▸ **REQUIREMENT**: Of all the lines in this data, how many include "subtitle"? Respond with the number only.

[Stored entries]
======
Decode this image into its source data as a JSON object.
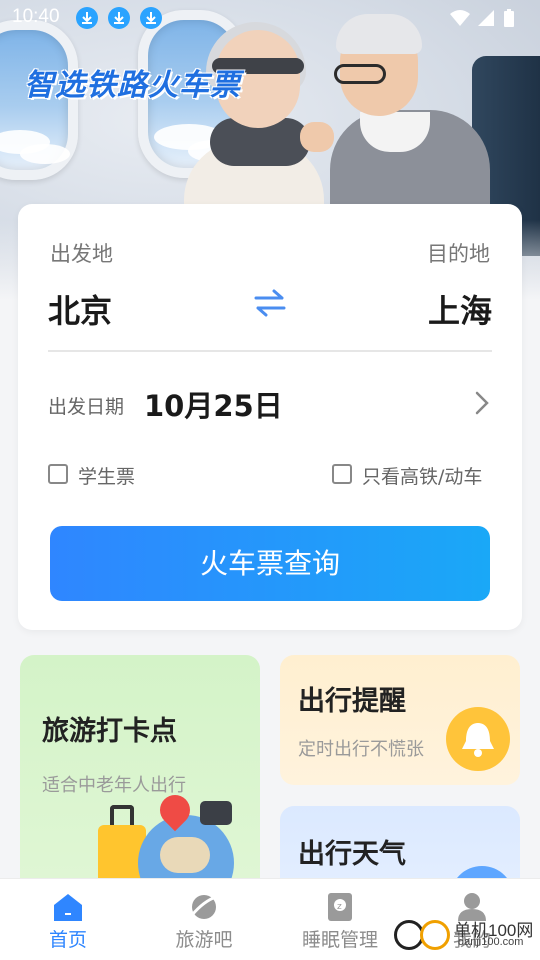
{
  "status_bar": {
    "time": "10:40"
  },
  "header": {
    "title": "智选铁路火车票"
  },
  "search": {
    "from_label": "出发地",
    "to_label": "目的地",
    "from_city": "北京",
    "to_city": "上海",
    "date_label": "出发日期",
    "date_value": "10月25日",
    "student_ticket": "学生票",
    "high_speed_only": "只看高铁/动车",
    "search_button": "火车票查询",
    "accent_color": "#2f86ff"
  },
  "tiles": {
    "travel": {
      "title": "旅游打卡点",
      "subtitle": "适合中老年人出行"
    },
    "remind": {
      "title": "出行提醒",
      "subtitle": "定时出行不慌张"
    },
    "weather": {
      "title": "出行天气"
    }
  },
  "nav": {
    "items": [
      {
        "label": "首页",
        "icon": "home-icon",
        "active": true
      },
      {
        "label": "旅游吧",
        "icon": "planet-icon",
        "active": false
      },
      {
        "label": "睡眠管理",
        "icon": "sleep-icon",
        "active": false
      },
      {
        "label": "我的",
        "icon": "user-icon",
        "active": false
      }
    ]
  },
  "watermark": {
    "text": "单机100网",
    "sub": "danji100.com"
  }
}
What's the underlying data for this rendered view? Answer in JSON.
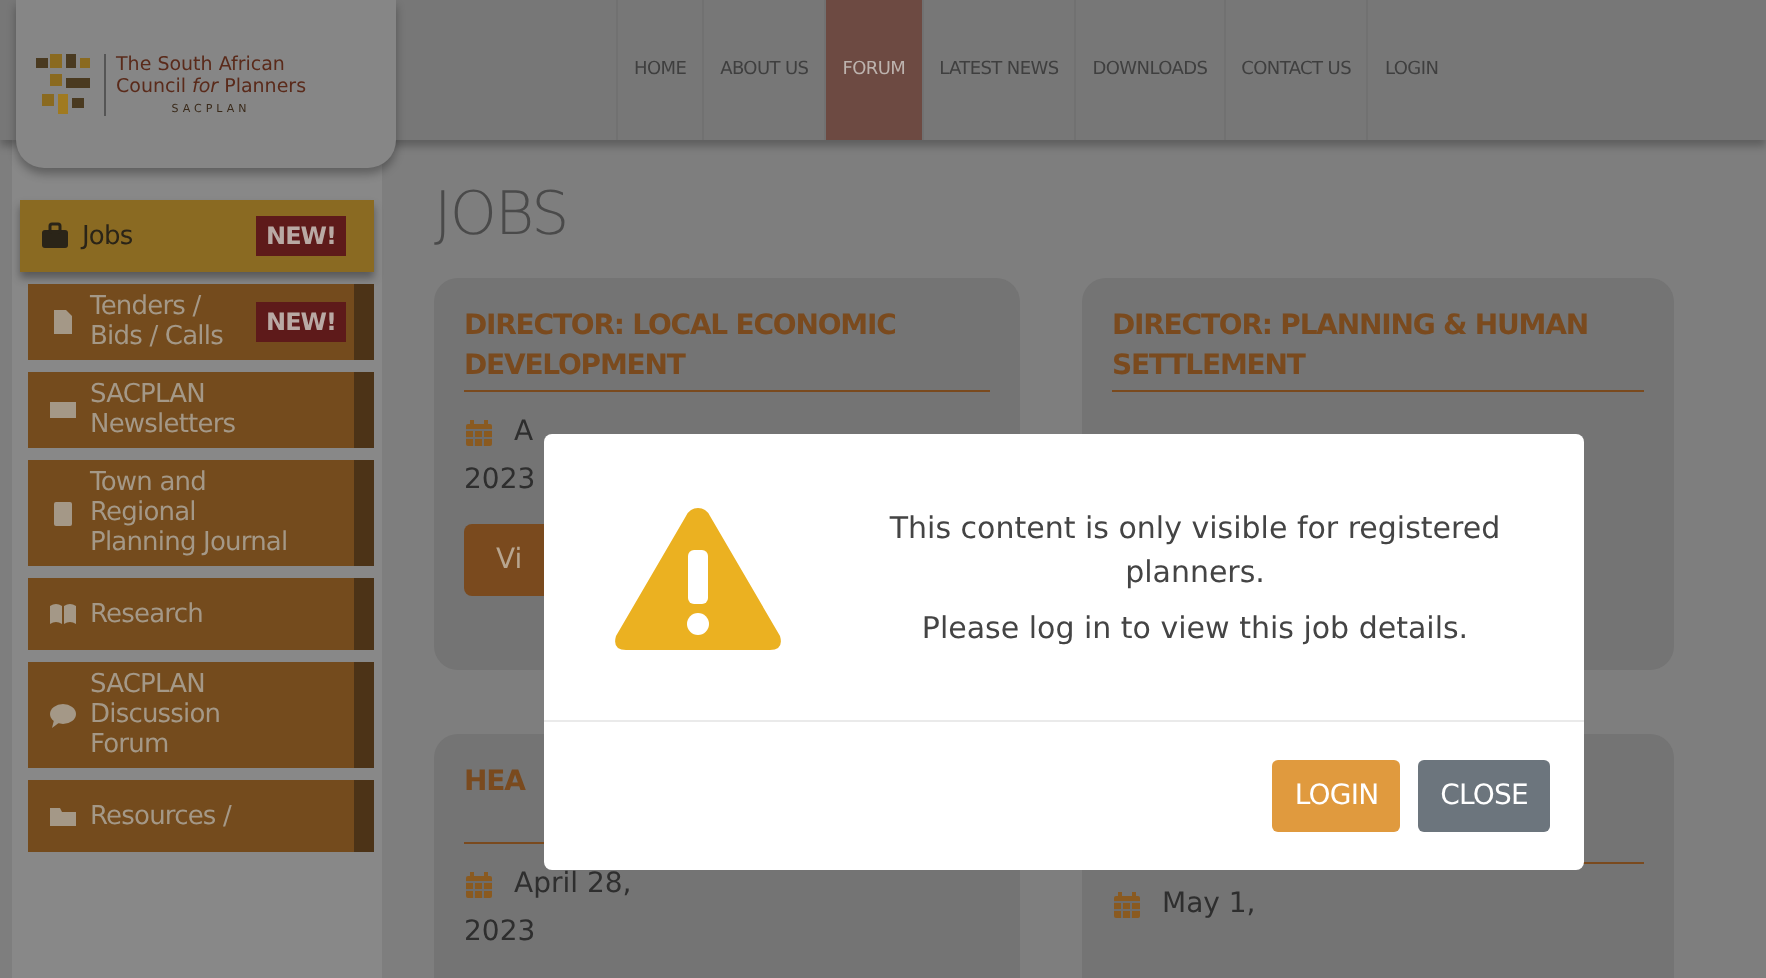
{
  "logo": {
    "line1": "The South African",
    "line2": "Council *for* Planners",
    "acronym": "SACPLAN"
  },
  "nav": [
    {
      "label": "HOME",
      "selected": false
    },
    {
      "label": "ABOUT US",
      "selected": false
    },
    {
      "label": "FORUM",
      "selected": true
    },
    {
      "label": "LATEST NEWS",
      "selected": false
    },
    {
      "label": "DOWNLOADS",
      "selected": false
    },
    {
      "label": "CONTACT US",
      "selected": false
    },
    {
      "label": "LOGIN",
      "selected": false
    }
  ],
  "sidebar": [
    {
      "label": "Jobs",
      "badge": "NEW!",
      "selected": true
    },
    {
      "label": "Tenders / Bids / Calls",
      "badge": "NEW!",
      "selected": false
    },
    {
      "label": "SACPLAN Newsletters",
      "selected": false
    },
    {
      "label": "Town and Regional Planning Journal",
      "selected": false
    },
    {
      "label": "Research",
      "selected": false
    },
    {
      "label": "SACPLAN Discussion Forum",
      "selected": false
    },
    {
      "label": "Resources /",
      "selected": false
    }
  ],
  "page_title": "JOBS",
  "jobs": [
    {
      "title": "DIRECTOR: LOCAL ECONOMIC DEVELOPMENT",
      "date": "A",
      "year": "2023",
      "button": "Vi"
    },
    {
      "title": "DIRECTOR: PLANNING & HUMAN SETTLEMENT"
    },
    {
      "title": "HEA",
      "date": "April 28,",
      "year": "2023"
    },
    {
      "date": "May 1,"
    }
  ],
  "modal": {
    "message": "This content is only visible for registered planners.",
    "note": "Please log in to view this job details.",
    "buttons": [
      {
        "label": "LOGIN",
        "kind": "primary"
      },
      {
        "label": "CLOSE",
        "kind": "secondary"
      }
    ]
  }
}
======
▸ **EXERCISE OUTPUT**: 2